Where does the string "tekstu" appear? Copy every line of the entries below that holds it.

[Stored records]
-- START --

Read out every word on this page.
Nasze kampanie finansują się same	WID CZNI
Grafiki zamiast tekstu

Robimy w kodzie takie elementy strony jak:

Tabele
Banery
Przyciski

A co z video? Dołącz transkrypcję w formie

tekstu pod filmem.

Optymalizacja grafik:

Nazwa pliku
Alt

-- END --

**IN RESPONSE:**
Grafiki zamiast tekstu
tekstu pod filmem.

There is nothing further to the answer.